Transcription dataset entries:
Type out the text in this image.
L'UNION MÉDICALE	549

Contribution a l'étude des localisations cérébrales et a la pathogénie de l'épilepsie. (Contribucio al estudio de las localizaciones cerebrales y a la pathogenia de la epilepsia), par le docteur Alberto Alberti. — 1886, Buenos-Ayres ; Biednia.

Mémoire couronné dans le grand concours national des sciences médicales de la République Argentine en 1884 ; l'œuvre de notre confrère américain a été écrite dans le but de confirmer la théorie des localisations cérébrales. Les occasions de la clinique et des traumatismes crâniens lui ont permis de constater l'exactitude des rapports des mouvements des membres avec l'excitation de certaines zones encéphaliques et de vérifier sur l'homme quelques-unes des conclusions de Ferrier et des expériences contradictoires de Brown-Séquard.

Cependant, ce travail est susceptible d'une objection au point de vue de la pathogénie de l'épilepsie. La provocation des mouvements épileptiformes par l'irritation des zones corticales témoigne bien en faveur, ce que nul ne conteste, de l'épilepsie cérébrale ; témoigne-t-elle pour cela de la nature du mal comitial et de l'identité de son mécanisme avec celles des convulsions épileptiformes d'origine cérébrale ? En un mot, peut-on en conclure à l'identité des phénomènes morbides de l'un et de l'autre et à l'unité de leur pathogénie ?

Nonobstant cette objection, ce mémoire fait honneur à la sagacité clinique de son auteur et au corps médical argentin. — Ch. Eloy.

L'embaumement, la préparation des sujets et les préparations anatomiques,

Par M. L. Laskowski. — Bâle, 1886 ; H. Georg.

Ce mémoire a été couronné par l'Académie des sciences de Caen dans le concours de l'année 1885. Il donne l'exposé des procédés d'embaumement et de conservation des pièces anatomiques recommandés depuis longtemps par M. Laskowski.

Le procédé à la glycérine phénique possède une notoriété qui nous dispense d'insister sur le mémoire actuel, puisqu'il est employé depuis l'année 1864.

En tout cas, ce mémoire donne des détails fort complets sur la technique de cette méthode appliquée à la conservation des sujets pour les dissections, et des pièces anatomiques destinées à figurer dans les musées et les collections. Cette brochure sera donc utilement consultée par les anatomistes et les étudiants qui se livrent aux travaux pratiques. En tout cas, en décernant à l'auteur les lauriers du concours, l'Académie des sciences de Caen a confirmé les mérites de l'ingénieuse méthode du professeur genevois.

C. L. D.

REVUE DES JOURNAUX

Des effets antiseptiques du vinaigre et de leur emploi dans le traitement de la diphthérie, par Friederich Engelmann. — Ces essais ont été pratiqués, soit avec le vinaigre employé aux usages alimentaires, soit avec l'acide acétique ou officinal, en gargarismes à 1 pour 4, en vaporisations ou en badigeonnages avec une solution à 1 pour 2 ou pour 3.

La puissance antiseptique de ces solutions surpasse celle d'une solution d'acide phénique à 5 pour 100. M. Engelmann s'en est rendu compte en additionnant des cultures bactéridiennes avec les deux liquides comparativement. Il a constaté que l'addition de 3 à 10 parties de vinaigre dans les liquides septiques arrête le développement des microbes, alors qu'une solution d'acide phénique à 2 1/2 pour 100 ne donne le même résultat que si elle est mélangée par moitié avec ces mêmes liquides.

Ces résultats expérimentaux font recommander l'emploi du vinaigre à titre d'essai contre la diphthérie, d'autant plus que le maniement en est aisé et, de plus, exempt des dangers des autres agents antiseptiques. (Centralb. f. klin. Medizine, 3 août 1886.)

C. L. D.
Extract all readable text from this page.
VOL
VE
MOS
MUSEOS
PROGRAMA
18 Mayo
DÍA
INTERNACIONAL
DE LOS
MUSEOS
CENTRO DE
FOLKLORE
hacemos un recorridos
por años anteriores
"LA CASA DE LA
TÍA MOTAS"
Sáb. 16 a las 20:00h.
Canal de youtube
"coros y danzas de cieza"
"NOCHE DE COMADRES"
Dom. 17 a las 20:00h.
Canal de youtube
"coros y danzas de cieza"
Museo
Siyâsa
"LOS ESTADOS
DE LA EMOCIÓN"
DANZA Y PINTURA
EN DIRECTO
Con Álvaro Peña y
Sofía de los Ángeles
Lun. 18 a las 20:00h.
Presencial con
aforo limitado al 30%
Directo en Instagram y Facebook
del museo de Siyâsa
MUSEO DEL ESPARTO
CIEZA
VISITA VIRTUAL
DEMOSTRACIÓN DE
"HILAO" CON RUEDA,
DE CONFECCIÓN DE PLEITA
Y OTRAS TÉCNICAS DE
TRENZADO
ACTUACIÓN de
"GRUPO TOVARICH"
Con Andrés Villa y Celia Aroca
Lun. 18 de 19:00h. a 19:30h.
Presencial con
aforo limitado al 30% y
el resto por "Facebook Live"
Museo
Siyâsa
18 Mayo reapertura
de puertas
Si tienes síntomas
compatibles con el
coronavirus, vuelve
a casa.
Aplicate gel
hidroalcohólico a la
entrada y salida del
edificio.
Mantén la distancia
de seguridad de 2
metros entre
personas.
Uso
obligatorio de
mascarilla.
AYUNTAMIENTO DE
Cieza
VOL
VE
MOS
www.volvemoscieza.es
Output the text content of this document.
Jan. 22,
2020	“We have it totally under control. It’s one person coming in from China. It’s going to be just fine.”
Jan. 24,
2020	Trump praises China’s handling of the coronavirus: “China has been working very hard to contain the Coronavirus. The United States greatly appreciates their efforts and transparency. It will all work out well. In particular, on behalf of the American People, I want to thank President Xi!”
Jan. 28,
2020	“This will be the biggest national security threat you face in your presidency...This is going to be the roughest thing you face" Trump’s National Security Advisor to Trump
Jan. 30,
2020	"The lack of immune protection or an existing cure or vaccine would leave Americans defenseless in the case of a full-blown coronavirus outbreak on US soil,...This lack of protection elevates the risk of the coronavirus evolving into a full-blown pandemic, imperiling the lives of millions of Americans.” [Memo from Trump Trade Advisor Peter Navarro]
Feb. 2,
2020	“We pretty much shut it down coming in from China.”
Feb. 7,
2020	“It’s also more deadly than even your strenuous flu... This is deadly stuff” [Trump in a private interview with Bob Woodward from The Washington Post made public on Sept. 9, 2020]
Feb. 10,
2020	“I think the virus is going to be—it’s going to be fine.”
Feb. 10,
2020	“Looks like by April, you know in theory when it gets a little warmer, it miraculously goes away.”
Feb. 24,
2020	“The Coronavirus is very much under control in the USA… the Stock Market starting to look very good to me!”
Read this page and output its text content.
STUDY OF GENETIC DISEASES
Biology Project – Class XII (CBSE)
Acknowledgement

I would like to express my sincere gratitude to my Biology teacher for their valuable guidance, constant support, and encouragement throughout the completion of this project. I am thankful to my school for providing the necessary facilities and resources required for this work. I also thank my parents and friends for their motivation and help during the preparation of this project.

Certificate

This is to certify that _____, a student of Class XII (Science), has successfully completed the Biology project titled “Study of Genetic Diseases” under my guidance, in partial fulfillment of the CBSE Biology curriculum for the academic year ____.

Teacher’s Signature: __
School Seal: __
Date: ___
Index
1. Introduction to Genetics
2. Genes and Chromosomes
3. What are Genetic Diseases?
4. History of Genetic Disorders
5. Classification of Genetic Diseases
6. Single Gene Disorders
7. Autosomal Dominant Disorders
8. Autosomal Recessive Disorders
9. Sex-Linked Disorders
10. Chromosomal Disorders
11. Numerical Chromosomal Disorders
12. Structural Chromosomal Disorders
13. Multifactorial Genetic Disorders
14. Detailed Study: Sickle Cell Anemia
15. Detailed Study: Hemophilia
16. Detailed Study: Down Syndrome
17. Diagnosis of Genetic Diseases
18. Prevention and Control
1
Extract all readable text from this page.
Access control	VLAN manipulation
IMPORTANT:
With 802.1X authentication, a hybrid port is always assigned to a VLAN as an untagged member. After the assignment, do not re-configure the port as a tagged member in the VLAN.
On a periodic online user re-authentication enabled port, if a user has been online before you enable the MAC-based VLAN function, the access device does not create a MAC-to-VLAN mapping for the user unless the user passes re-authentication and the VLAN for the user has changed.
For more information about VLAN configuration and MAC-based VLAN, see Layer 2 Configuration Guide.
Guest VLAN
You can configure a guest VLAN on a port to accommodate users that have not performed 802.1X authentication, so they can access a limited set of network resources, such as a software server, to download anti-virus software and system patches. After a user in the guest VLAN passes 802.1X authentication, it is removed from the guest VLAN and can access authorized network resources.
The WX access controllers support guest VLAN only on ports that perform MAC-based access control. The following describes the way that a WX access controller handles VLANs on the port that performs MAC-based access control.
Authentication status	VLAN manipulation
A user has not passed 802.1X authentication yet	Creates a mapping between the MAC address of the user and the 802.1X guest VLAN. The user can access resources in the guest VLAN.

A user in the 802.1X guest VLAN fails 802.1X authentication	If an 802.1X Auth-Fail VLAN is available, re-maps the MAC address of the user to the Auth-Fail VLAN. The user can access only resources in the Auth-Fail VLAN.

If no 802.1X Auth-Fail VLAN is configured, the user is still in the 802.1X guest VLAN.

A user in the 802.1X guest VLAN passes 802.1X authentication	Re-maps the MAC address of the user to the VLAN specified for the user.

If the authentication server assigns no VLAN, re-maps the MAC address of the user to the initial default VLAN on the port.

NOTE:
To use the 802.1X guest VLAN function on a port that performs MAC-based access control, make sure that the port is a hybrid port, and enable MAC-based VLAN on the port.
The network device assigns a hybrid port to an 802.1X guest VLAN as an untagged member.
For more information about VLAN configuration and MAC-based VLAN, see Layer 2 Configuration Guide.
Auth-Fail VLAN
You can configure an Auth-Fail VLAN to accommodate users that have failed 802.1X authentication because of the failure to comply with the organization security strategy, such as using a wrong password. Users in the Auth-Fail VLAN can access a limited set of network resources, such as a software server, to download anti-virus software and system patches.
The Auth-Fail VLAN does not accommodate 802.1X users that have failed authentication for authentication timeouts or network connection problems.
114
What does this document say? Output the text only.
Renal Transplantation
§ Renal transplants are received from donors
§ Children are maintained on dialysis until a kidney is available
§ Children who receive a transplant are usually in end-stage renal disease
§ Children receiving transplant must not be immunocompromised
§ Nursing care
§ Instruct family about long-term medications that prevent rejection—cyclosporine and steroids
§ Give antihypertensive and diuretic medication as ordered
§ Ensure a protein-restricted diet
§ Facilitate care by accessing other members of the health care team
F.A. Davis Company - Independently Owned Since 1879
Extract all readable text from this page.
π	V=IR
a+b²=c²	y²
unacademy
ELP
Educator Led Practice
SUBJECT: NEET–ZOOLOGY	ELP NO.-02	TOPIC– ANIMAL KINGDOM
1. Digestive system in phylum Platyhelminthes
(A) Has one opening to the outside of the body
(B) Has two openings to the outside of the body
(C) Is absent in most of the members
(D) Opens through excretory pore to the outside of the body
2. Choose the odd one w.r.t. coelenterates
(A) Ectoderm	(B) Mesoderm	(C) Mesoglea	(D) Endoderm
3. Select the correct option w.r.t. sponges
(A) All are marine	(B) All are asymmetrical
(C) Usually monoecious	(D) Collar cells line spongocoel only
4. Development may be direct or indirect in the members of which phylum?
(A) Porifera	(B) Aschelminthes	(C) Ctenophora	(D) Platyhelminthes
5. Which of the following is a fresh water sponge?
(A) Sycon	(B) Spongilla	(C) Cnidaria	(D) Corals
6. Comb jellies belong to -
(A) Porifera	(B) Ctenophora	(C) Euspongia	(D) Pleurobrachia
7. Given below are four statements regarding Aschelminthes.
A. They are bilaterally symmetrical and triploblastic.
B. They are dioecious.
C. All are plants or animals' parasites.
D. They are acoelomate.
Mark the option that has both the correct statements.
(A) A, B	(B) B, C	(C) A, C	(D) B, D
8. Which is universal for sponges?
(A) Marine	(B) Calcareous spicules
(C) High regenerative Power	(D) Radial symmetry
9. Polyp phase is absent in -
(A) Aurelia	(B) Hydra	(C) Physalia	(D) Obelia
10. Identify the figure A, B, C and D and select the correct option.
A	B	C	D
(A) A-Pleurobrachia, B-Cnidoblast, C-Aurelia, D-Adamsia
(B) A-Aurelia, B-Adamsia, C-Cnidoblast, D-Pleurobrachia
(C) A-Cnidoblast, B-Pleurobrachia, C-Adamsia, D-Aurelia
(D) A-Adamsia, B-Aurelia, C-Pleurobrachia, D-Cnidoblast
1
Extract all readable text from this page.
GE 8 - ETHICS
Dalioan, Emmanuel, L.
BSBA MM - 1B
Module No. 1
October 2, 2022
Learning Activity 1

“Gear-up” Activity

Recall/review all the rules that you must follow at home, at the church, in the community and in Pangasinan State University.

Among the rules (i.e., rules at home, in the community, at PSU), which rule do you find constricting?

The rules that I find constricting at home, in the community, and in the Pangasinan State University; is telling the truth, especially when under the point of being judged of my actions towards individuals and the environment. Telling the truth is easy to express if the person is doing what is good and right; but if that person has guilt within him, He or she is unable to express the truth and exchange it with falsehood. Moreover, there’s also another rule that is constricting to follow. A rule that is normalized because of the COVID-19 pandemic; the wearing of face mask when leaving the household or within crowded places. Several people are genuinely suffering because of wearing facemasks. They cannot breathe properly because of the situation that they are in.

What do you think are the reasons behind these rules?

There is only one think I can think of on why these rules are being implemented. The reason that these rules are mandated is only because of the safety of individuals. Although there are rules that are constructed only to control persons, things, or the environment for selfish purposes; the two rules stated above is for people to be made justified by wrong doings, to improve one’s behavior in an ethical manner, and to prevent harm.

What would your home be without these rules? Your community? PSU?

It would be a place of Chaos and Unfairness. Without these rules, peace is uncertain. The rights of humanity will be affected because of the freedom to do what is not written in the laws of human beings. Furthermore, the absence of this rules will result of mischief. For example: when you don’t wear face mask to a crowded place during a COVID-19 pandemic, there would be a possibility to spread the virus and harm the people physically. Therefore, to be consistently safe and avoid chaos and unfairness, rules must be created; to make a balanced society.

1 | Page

§ Task statement: Scan the data above and copy each line containing the word "Pleurobrachia".

§ Solved exercise:
(A) Porifera	(B) Ctenophora	(C) Euspongia	(D) Pleurobrachia
(A) A-Pleurobrachia, B-Cnidoblast, C-Aurelia, D-Adamsia
(B) A-Aurelia, B-Adamsia, C-Cnidoblast, D-Pleurobrachia
(C) A-Cnidoblast, B-Pleurobrachia, C-Adamsia, D-Aurelia
(D) A-Adamsia, B-Aurelia, C-Pleurobrachia, D-Cnidoblast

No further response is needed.